(Some records)
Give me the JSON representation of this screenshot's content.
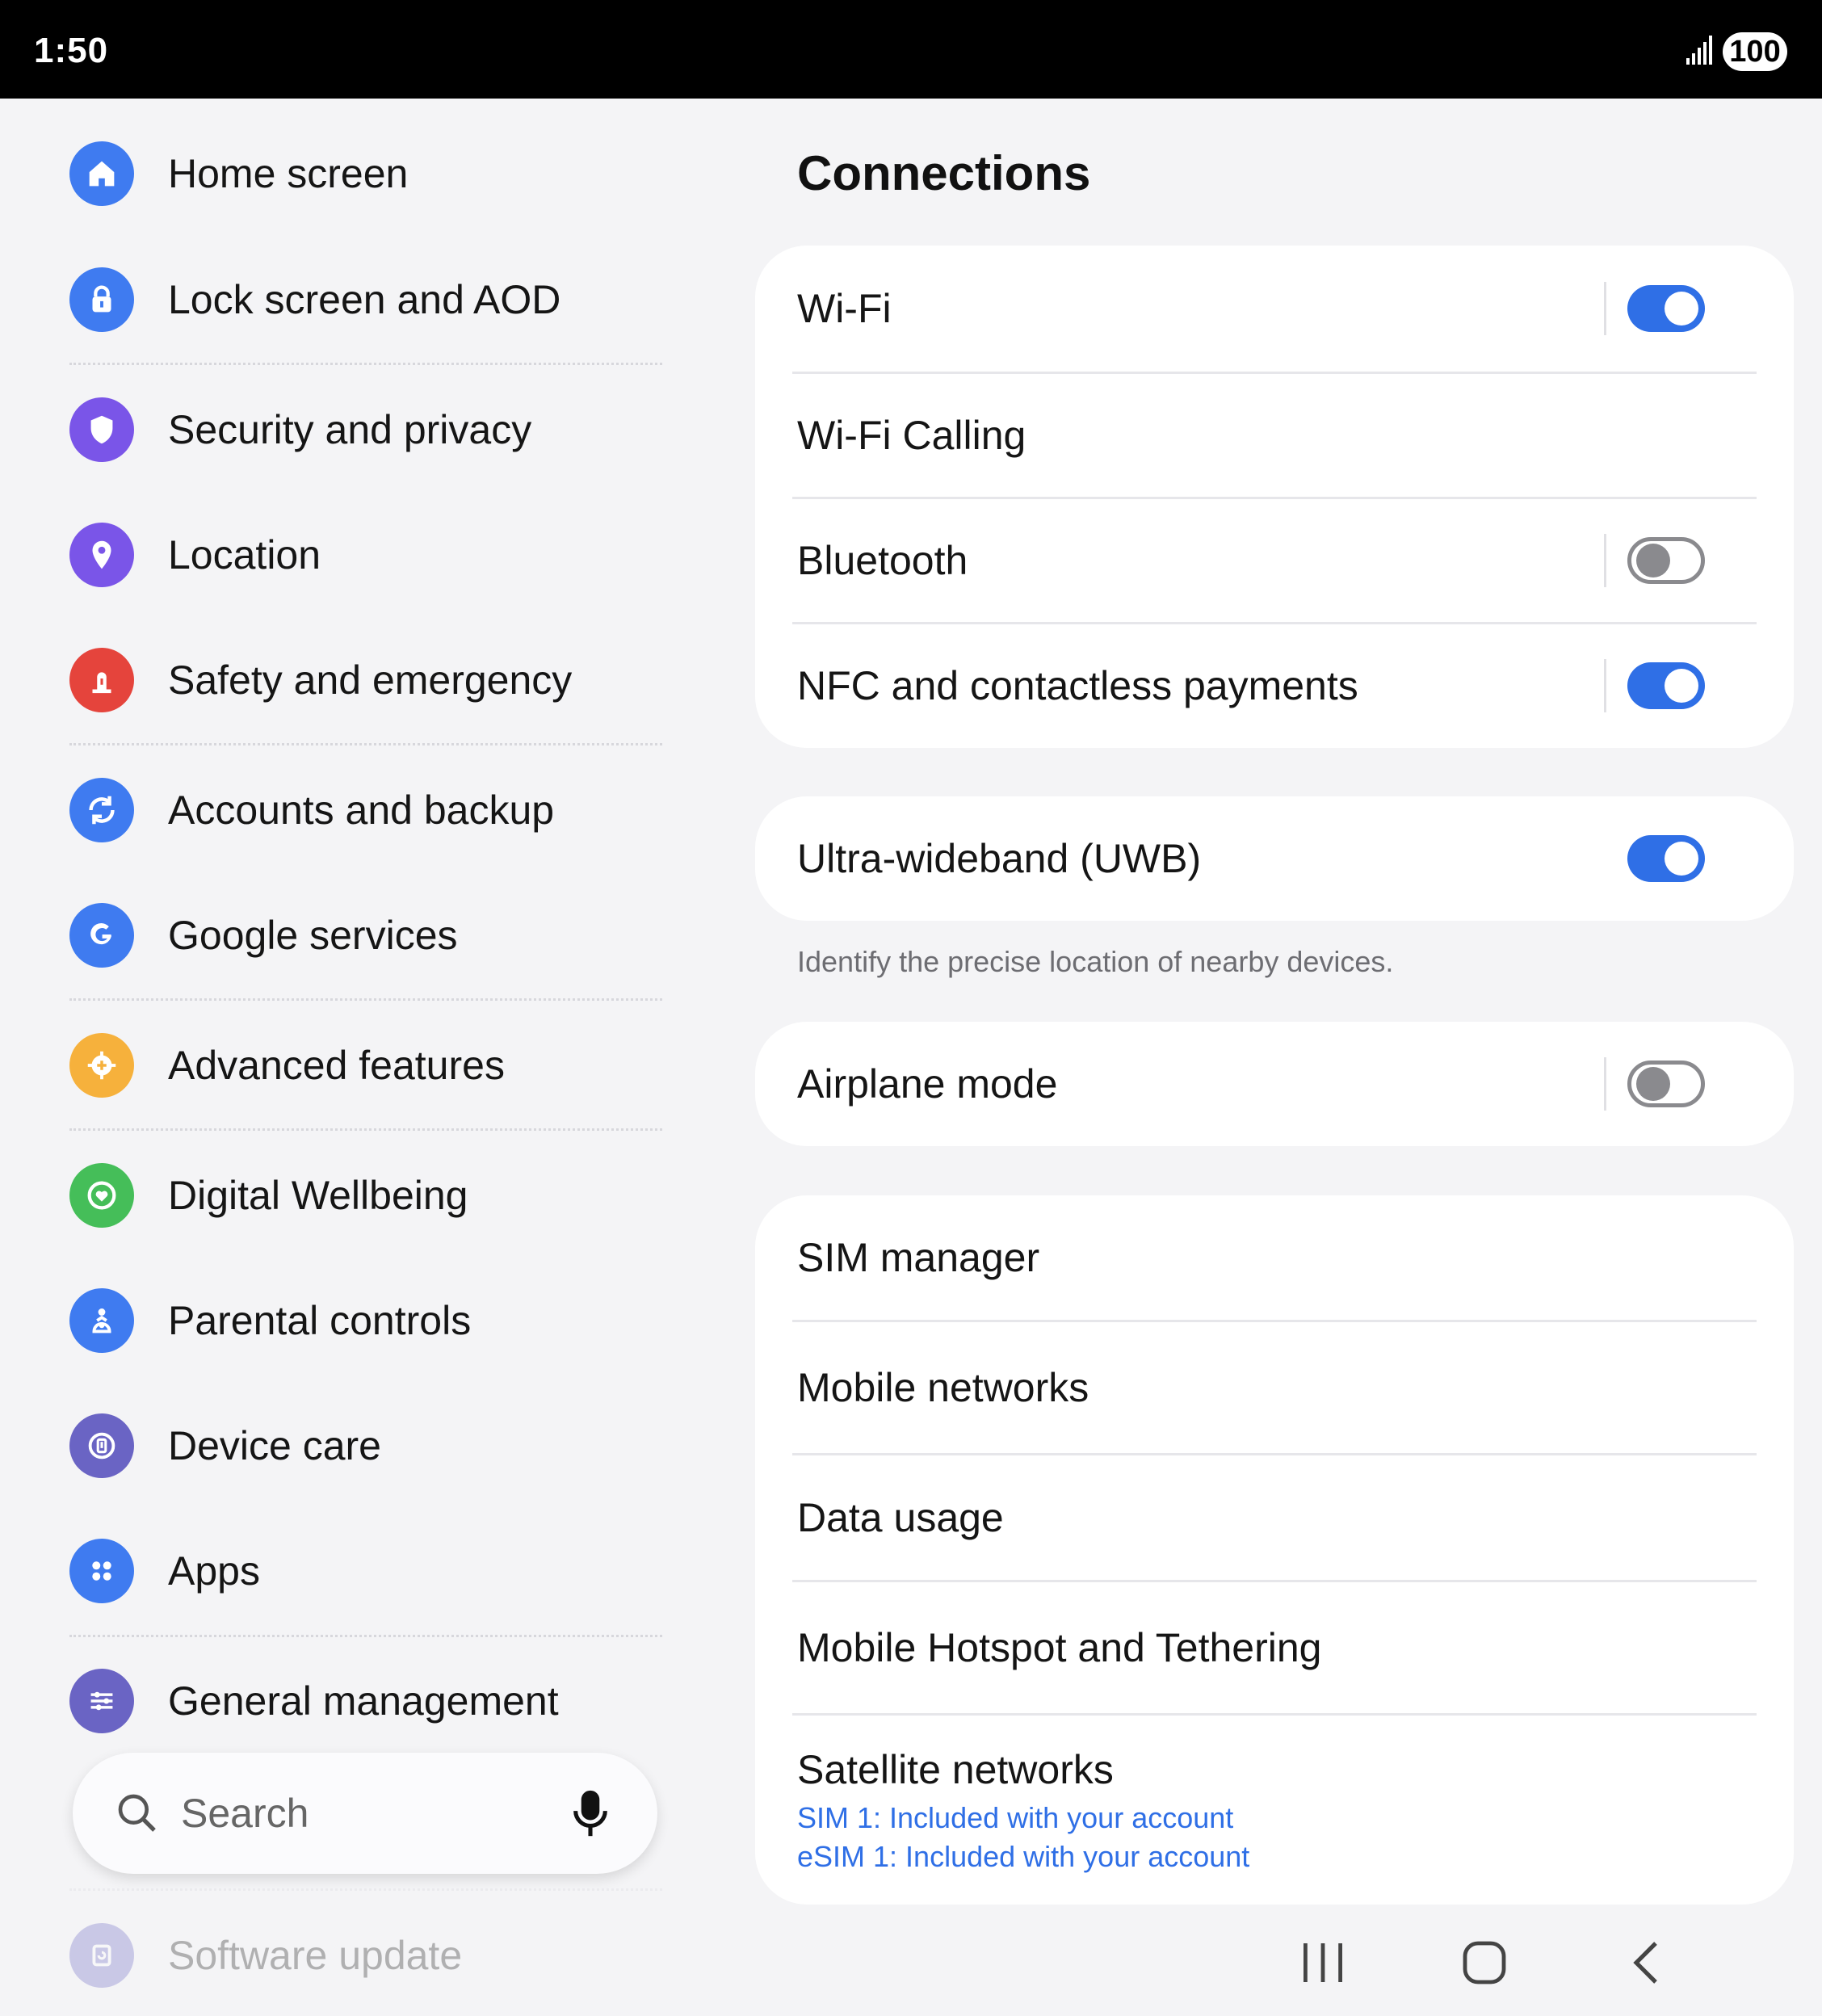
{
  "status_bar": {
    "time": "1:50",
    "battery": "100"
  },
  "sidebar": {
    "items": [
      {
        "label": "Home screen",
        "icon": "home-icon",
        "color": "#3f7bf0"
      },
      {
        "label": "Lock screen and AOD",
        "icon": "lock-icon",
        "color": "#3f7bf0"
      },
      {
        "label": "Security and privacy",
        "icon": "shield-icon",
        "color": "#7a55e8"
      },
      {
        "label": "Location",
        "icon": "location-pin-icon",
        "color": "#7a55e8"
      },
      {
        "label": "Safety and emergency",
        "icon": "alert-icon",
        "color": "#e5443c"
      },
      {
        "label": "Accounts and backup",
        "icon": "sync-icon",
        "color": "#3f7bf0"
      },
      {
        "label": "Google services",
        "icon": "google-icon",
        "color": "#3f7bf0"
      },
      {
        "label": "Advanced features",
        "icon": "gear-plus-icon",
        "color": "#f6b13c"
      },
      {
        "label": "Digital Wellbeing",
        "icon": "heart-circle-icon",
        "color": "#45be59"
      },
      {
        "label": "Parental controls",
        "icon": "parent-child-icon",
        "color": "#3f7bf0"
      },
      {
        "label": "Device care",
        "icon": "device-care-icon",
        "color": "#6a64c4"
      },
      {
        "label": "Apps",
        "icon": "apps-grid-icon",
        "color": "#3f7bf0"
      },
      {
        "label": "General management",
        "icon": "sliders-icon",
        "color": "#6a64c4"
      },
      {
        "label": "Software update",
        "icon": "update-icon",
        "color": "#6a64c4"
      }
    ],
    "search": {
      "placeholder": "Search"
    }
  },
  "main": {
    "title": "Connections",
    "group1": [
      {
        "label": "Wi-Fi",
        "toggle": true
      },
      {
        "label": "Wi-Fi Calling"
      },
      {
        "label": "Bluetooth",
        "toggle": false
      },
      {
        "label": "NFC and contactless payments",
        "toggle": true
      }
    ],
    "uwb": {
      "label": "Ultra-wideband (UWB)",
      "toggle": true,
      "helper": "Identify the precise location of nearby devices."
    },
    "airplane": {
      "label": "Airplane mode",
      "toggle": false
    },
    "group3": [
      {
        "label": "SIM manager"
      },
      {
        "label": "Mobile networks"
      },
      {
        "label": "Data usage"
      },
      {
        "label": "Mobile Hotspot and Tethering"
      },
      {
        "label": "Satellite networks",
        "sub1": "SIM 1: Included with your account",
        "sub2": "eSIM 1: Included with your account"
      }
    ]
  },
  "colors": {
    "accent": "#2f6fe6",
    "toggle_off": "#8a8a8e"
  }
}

---

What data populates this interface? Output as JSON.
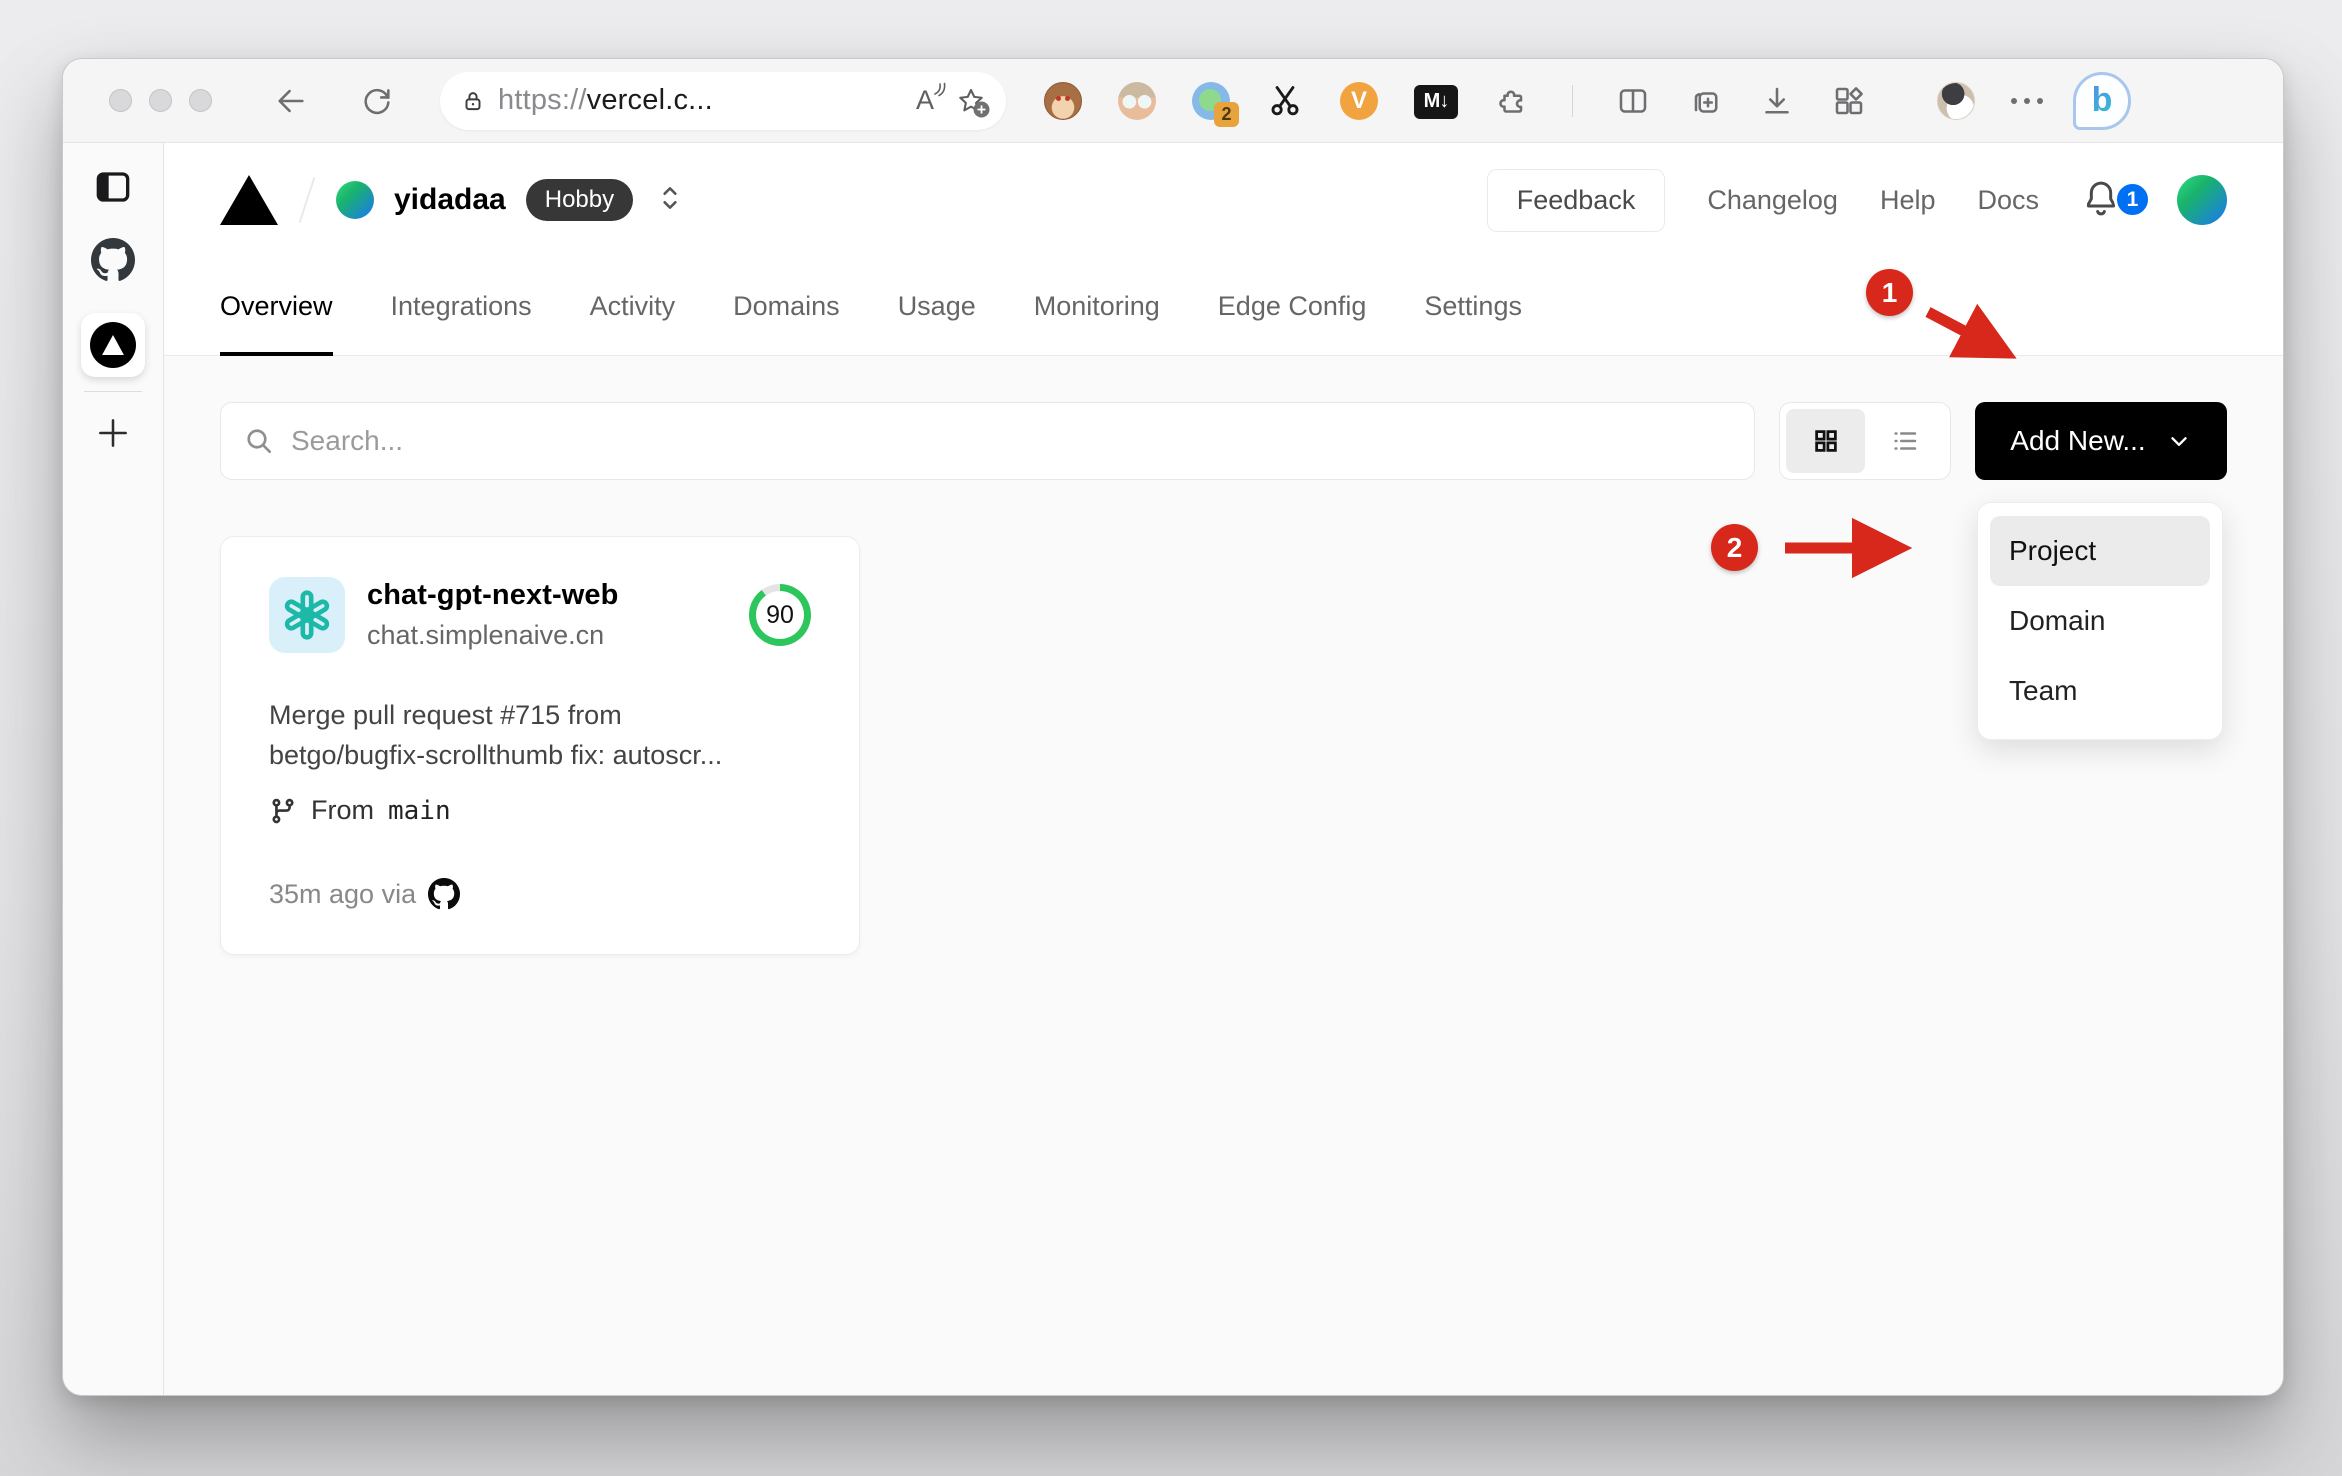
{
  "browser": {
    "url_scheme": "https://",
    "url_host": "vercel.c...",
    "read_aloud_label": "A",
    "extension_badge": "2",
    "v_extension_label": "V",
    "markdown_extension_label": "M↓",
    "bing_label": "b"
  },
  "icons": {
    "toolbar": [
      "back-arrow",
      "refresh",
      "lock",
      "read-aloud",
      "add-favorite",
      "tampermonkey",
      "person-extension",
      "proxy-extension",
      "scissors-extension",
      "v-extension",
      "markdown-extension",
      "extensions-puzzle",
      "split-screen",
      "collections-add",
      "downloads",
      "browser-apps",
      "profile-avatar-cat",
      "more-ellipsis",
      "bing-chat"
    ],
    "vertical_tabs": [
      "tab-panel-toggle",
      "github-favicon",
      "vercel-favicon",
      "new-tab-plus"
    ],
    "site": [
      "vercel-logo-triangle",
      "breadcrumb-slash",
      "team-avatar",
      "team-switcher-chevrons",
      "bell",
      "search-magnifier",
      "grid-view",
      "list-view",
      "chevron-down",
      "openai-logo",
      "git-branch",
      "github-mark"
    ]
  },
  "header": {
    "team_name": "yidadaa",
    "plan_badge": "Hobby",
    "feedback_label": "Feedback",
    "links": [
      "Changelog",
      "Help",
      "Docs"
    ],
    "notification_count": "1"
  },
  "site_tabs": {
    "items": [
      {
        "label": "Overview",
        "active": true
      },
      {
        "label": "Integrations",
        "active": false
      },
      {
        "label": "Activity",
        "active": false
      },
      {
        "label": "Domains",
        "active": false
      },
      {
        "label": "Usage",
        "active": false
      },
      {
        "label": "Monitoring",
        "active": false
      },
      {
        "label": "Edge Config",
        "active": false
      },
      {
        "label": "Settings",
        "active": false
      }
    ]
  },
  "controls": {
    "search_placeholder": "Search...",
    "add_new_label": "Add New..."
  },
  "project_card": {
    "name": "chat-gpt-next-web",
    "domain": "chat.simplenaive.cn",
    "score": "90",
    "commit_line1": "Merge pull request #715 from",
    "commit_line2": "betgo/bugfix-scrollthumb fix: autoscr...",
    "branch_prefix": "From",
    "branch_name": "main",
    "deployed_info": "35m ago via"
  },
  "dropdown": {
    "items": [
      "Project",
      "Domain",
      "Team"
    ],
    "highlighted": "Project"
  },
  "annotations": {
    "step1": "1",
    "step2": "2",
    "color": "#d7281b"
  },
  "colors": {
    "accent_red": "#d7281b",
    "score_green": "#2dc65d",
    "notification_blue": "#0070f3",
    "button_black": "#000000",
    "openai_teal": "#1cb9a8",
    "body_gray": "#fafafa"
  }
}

◆ **What you need to do**: In the entries above, find each line with the word "your" and copy it.

◆ **Output**:
        "sub1": "SIM 1: Included with your account",
        "sub2": "eSIM 1: Included with your account"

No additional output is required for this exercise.